[Start RECORDS FOR THE EXERCISE]
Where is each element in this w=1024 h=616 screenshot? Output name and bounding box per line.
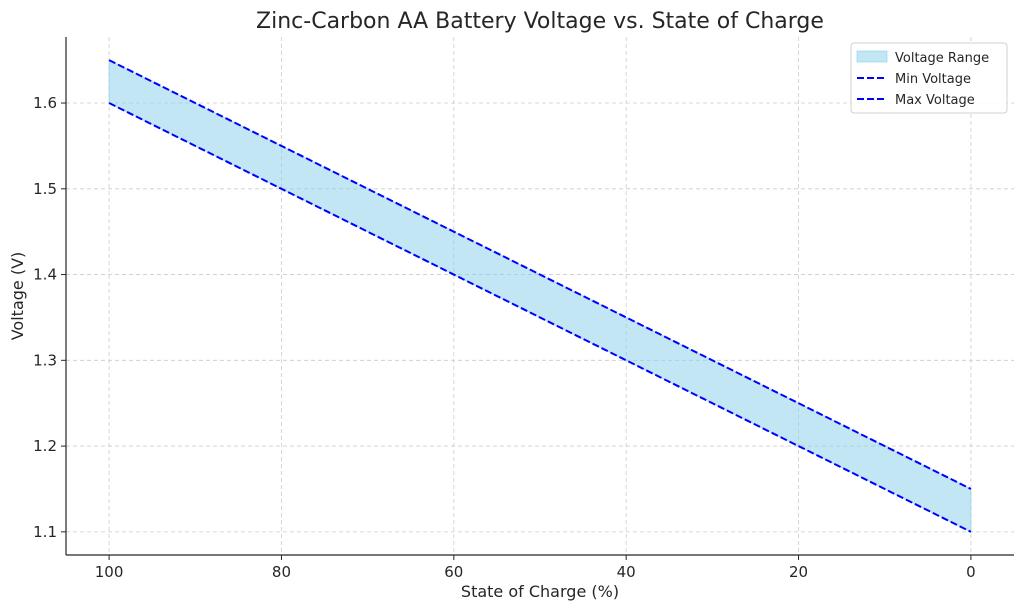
legend-swatch [856,50,888,63]
voltage-range-band [108,59,972,533]
legend-label: Voltage Range [895,51,989,66]
y-tick-label: 1.4 [33,266,57,284]
y-axis-label: Voltage (V) [8,252,27,341]
plot-layer [108,59,972,533]
x-tick-label: 0 [966,563,976,581]
x-tick-label: 80 [272,563,291,581]
ticks-layer: 100 80 60 40 20 0 1.1 1.2 1.3 1.4 1.5 1.6 [33,94,976,581]
y-tick-label: 1.2 [33,437,57,455]
x-tick-label: 100 [95,563,124,581]
x-axis-label: State of Charge (%) [461,582,619,601]
y-tick-label: 1.5 [33,180,57,198]
axes-layer [65,37,1014,556]
y-tick-label: 1.3 [33,351,57,369]
legend: Voltage Range Min Voltage Max Voltage [850,42,1008,114]
x-tick-label: 20 [789,563,808,581]
chart-title: Zinc-Carbon AA Battery Voltage vs. State… [256,9,824,34]
legend-label: Min Voltage [895,72,971,87]
x-tick-label: 40 [617,563,636,581]
min-voltage-line [108,102,972,533]
max-voltage-line [108,59,972,490]
legend-label: Max Voltage [895,93,975,108]
legend-box [850,42,1008,114]
y-tick-label: 1.1 [33,523,57,541]
x-tick-label: 60 [444,563,463,581]
y-tick-label: 1.6 [33,94,57,112]
grid-layer [66,37,1014,555]
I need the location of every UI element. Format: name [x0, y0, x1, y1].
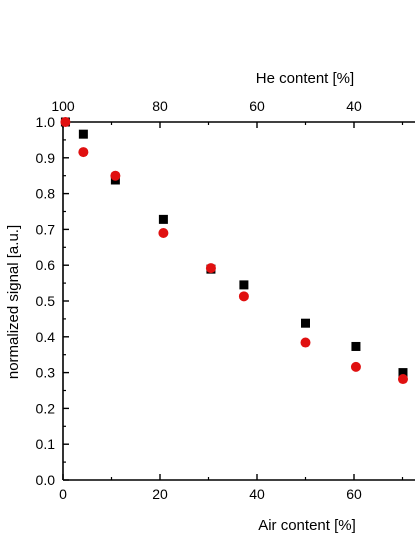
y-tick-label: 1.0: [36, 114, 56, 130]
x-axis: 0 20 40 60: [59, 474, 404, 502]
top-axis-title: He content [%]: [256, 70, 354, 87]
y-tick-label: 0.9: [36, 150, 56, 166]
x-axis-title: Air content [%]: [258, 517, 356, 534]
circle-point: [60, 117, 71, 127]
circle-point: [350, 361, 361, 372]
square-point: [351, 341, 361, 351]
circle-point: [110, 170, 121, 181]
x-tick-label: 60: [346, 486, 362, 502]
y-tick-label: 0.1: [36, 436, 56, 452]
y-tick-label: 0.0: [36, 472, 56, 488]
circle-point: [78, 147, 89, 158]
square-point: [158, 214, 168, 224]
y-axis-title: normalized signal [a.u.]: [5, 225, 22, 379]
square-point: [239, 280, 249, 290]
square-point: [301, 318, 310, 328]
y-tick-label: 0.7: [36, 221, 56, 237]
circle-point: [205, 263, 216, 274]
top-tick-label: 80: [152, 98, 168, 114]
x-tick-label: 20: [152, 486, 168, 502]
y-tick-label: 0.3: [36, 365, 56, 381]
square-point: [398, 368, 408, 378]
y-axis: 0.0 0.1 0.2 0.3 0.4 0.5 0.6 0.7 0.8 0.9 1.0: [36, 114, 69, 488]
top-tick-label: 100: [51, 98, 75, 114]
circle-point: [300, 337, 311, 348]
top-axis: 100 80 60 40: [51, 98, 404, 128]
circle-point: [238, 291, 249, 302]
y-tick-label: 0.4: [36, 329, 56, 345]
x-tick-label: 40: [249, 486, 265, 502]
y-tick-label: 0.2: [36, 400, 56, 416]
y-tick-label: 0.5: [36, 293, 56, 309]
x-tick-label: 0: [59, 486, 67, 502]
top-tick-label: 40: [346, 98, 362, 114]
y-tick-label: 0.8: [36, 186, 56, 202]
y-tick-label: 0.6: [36, 257, 56, 273]
data-points: [60, 117, 408, 385]
circle-point: [397, 374, 408, 385]
circle-point: [158, 227, 169, 238]
square-point: [78, 129, 88, 139]
top-tick-label: 60: [249, 98, 265, 114]
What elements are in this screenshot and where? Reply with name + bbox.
[End RECORDS FOR THE EXERCISE]
Please rewrite all of the entries above with every "circle-point" changed to "round-point" and nothing else altered, leaving out the pictures.

Where is each element in this w=1024 h=616 screenshot? Output name and bounding box per line.
legend-swatch [856,50,888,63]
voltage-range-band [108,59,972,533]
legend-label: Voltage Range [895,51,989,66]
y-tick-label: 1.4 [33,266,57,284]
y-axis-label: Voltage (V) [8,252,27,341]
plot-layer [108,59,972,533]
x-tick-label: 0 [966,563,976,581]
x-tick-label: 80 [272,563,291,581]
ticks-layer: 100 80 60 40 20 0 1.1 1.2 1.3 1.4 1.5 1.6 [33,94,976,581]
y-tick-label: 1.2 [33,437,57,455]
x-tick-label: 100 [95,563,124,581]
x-axis-label: State of Charge (%) [461,582,619,601]
y-tick-label: 1.5 [33,180,57,198]
axes-layer [65,37,1014,556]
y-tick-label: 1.3 [33,351,57,369]
legend: Voltage Range Min Voltage Max Voltage [850,42,1008,114]
x-tick-label: 20 [789,563,808,581]
chart-title: Zinc-Carbon AA Battery Voltage vs. State… [256,9,824,34]
legend-label: Min Voltage [895,72,971,87]
x-tick-label: 40 [617,563,636,581]
min-voltage-line [108,102,972,533]
max-voltage-line [108,59,972,490]
legend-label: Max Voltage [895,93,975,108]
legend-box [850,42,1008,114]
y-tick-label: 1.1 [33,523,57,541]
x-tick-label: 60 [444,563,463,581]
y-tick-label: 1.6 [33,94,57,112]
grid-layer [66,37,1014,555]
I need the location of every UI element. Format: name [x0, y0, x1, y1].
y-tick-label: 1.0: [36, 114, 56, 130]
x-axis: 0 20 40 60: [59, 474, 404, 502]
top-axis-title: He content [%]: [256, 70, 354, 87]
y-tick-label: 0.9: [36, 150, 56, 166]
x-axis-title: Air content [%]: [258, 517, 356, 534]
round-point: [60, 117, 71, 127]
round-point: [350, 361, 361, 372]
square-point: [351, 341, 361, 351]
round-point: [110, 170, 121, 181]
x-tick-label: 60: [346, 486, 362, 502]
y-tick-label: 0.1: [36, 436, 56, 452]
y-tick-label: 0.0: [36, 472, 56, 488]
round-point: [78, 147, 89, 158]
square-point: [158, 214, 168, 224]
y-axis-title: normalized signal [a.u.]: [5, 225, 22, 379]
square-point: [239, 280, 249, 290]
square-point: [301, 318, 310, 328]
y-tick-label: 0.7: [36, 221, 56, 237]
round-point: [205, 263, 216, 274]
top-tick-label: 80: [152, 98, 168, 114]
x-tick-label: 20: [152, 486, 168, 502]
y-tick-label: 0.3: [36, 365, 56, 381]
square-point: [398, 368, 408, 378]
y-axis: 0.0 0.1 0.2 0.3 0.4 0.5 0.6 0.7 0.8 0.9 1.0: [36, 114, 69, 488]
top-tick-label: 100: [51, 98, 75, 114]
round-point: [300, 337, 311, 348]
top-axis: 100 80 60 40: [51, 98, 404, 128]
round-point: [238, 291, 249, 302]
y-tick-label: 0.4: [36, 329, 56, 345]
x-tick-label: 40: [249, 486, 265, 502]
y-tick-label: 0.2: [36, 400, 56, 416]
y-tick-label: 0.5: [36, 293, 56, 309]
x-tick-label: 0: [59, 486, 67, 502]
top-tick-label: 40: [346, 98, 362, 114]
y-tick-label: 0.8: [36, 186, 56, 202]
y-tick-label: 0.6: [36, 257, 56, 273]
data-points: [60, 117, 408, 385]
round-point: [397, 374, 408, 385]
round-point: [158, 227, 169, 238]
square-point: [78, 129, 88, 139]
top-tick-label: 60: [249, 98, 265, 114]
What elements are in this screenshot and where? Reply with name + bbox.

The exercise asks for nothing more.